━━ Exercise materials ━━

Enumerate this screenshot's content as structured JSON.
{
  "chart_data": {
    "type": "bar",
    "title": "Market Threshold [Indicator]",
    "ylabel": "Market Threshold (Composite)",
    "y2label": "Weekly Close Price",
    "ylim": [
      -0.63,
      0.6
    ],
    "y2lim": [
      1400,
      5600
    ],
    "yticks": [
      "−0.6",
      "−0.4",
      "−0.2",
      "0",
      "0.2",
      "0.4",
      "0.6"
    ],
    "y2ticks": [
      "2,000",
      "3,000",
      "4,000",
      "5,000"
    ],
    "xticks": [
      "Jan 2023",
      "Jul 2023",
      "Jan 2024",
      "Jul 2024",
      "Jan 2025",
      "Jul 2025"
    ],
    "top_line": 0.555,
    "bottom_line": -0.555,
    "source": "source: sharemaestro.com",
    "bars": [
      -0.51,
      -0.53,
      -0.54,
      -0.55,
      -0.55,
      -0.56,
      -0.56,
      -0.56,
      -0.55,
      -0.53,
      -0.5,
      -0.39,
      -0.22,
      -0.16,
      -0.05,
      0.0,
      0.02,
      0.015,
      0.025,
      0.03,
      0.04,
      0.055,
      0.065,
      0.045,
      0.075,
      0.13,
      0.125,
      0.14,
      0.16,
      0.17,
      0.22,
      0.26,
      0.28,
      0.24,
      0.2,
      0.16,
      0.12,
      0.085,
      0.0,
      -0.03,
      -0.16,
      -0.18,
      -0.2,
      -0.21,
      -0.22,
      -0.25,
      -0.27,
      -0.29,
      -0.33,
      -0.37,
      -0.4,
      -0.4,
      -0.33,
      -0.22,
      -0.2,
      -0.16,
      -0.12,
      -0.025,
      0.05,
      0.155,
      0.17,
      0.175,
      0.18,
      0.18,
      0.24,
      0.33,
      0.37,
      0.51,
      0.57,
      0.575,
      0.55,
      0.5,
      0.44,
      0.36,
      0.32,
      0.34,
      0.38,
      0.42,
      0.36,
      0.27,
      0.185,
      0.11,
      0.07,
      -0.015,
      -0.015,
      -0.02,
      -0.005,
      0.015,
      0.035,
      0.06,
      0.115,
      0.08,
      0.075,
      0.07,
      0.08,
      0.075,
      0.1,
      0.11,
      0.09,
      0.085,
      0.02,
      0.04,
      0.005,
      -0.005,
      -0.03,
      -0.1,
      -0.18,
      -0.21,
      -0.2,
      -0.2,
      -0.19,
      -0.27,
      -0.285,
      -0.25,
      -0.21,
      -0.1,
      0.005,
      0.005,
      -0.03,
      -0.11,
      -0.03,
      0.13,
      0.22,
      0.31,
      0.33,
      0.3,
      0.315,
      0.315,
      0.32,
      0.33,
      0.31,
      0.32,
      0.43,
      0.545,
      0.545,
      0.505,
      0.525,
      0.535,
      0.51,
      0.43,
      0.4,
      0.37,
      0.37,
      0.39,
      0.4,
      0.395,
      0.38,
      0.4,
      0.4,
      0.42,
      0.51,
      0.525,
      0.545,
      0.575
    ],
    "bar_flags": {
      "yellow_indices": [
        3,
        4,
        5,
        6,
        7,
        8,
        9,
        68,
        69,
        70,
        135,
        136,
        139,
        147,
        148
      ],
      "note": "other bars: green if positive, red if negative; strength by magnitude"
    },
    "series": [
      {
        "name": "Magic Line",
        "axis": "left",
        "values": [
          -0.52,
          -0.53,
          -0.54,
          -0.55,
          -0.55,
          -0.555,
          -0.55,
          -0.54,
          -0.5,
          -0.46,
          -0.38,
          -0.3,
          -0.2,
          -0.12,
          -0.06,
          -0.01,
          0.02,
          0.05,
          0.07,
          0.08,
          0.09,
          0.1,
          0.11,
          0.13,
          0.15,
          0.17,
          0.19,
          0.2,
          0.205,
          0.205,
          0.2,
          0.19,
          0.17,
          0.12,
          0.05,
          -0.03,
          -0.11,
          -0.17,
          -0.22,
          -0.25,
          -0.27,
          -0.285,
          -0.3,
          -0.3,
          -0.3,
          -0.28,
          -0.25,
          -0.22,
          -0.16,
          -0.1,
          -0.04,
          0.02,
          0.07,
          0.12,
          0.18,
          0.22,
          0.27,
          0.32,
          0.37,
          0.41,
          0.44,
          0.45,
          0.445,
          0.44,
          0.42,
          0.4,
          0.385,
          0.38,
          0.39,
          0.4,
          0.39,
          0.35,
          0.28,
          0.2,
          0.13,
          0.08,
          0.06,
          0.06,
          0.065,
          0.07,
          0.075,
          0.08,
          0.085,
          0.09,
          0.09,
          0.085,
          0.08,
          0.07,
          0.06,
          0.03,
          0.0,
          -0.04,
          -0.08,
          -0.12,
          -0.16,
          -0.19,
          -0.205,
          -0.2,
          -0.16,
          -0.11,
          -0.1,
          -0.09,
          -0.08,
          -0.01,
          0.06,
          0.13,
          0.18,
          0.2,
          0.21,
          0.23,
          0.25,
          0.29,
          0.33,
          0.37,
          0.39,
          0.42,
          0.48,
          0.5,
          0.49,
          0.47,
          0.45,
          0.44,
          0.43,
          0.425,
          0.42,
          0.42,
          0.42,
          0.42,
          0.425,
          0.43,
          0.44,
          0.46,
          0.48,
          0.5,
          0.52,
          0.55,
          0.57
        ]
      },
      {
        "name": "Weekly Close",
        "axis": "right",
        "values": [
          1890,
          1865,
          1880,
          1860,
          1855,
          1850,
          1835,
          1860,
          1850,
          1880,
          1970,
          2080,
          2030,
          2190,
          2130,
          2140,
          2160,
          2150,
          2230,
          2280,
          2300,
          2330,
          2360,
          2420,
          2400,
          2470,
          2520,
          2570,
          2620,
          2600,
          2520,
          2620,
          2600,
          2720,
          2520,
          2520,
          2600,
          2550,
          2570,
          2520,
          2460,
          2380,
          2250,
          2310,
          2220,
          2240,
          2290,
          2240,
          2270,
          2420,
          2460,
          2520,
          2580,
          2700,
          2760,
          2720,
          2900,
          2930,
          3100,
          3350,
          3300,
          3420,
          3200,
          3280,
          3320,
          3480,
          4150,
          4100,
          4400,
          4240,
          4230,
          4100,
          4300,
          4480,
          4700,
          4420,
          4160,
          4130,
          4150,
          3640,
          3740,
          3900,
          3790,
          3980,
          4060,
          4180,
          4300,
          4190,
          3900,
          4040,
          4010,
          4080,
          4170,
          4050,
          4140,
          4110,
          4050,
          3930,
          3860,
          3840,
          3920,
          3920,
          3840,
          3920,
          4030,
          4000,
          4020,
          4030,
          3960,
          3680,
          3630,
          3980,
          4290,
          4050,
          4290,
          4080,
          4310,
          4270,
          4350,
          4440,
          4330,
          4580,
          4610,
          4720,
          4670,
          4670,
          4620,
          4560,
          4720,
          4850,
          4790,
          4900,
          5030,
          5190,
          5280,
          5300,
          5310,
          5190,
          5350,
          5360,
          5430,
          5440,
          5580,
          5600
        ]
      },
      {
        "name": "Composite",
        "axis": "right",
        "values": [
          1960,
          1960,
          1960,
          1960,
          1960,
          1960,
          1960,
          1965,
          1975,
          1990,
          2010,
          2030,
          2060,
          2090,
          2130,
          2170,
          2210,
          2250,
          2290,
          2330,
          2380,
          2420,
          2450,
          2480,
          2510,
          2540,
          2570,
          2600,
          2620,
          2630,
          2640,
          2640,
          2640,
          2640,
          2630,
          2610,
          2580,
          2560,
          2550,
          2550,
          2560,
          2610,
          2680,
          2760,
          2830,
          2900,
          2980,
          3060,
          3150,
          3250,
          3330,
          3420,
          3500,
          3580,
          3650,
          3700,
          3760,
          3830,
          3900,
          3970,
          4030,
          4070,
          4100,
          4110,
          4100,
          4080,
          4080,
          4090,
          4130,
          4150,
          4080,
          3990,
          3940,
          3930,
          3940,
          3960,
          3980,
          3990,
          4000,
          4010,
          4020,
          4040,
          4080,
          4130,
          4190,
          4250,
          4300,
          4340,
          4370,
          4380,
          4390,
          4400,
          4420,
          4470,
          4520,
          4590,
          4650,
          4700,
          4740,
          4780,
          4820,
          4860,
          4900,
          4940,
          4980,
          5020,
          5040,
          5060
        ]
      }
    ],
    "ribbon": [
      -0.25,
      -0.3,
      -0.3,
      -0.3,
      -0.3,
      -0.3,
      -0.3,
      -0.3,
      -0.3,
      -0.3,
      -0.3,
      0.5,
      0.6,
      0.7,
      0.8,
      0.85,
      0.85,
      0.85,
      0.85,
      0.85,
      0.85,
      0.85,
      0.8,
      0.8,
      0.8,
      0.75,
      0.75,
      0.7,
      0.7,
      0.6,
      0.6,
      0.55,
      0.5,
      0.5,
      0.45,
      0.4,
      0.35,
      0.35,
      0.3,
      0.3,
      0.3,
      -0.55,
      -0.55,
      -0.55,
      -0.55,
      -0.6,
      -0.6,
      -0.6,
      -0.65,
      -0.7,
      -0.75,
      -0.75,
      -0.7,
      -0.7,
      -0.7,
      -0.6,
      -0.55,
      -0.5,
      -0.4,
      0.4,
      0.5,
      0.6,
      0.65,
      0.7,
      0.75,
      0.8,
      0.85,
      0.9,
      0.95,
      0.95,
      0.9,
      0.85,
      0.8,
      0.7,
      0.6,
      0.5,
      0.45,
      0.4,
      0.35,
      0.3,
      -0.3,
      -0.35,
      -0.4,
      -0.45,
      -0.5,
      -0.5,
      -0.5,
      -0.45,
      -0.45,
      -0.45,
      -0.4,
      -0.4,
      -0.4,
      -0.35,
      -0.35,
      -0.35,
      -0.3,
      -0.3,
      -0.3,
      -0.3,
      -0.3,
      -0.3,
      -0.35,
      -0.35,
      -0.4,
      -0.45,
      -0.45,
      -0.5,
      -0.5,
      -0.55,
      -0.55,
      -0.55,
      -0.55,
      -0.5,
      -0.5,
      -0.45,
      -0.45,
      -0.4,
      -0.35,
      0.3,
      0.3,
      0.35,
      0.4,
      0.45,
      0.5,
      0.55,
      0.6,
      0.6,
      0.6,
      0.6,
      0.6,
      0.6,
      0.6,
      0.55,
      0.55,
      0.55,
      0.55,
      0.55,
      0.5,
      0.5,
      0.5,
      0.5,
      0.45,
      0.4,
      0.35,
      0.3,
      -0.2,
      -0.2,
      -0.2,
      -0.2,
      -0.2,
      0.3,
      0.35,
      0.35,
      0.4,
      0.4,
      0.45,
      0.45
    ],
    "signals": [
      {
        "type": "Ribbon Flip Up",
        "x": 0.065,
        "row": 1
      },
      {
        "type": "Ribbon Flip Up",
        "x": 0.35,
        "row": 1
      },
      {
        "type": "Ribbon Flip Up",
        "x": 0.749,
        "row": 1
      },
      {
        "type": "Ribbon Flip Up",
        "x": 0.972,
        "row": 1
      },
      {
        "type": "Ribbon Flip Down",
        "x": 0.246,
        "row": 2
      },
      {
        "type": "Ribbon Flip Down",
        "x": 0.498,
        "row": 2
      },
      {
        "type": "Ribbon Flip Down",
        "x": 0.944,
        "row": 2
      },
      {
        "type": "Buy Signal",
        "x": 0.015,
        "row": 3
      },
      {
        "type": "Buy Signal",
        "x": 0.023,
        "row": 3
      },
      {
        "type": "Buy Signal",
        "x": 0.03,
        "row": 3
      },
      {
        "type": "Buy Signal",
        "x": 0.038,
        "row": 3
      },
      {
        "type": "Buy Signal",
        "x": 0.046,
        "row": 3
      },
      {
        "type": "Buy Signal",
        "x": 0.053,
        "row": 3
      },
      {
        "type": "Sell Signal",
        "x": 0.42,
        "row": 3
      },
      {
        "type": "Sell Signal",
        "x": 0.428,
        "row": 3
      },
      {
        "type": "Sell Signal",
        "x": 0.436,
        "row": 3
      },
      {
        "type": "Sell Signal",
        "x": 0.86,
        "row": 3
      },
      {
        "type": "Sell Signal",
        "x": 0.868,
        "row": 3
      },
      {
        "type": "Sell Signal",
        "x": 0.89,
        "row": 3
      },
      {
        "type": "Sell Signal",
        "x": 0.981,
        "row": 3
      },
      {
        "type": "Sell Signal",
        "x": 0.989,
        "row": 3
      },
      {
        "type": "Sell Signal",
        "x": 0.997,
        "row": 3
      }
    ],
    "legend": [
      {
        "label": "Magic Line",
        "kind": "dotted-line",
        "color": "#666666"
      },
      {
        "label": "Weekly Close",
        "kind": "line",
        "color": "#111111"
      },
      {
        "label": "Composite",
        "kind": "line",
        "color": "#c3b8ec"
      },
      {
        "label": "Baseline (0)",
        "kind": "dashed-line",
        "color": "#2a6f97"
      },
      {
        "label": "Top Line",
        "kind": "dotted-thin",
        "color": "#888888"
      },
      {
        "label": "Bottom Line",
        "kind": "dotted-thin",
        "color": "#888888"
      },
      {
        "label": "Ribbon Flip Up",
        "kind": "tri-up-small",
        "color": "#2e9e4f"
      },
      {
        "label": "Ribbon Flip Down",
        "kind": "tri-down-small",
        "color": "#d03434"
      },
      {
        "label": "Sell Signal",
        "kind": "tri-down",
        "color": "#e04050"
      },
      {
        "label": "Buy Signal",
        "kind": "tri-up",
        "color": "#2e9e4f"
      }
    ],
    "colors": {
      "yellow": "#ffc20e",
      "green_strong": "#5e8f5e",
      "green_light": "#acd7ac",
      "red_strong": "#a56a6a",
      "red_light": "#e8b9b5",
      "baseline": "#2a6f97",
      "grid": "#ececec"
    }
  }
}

━━━

Required task
State only the number of lines in these entries that contain "bars".

Output of the exercise
2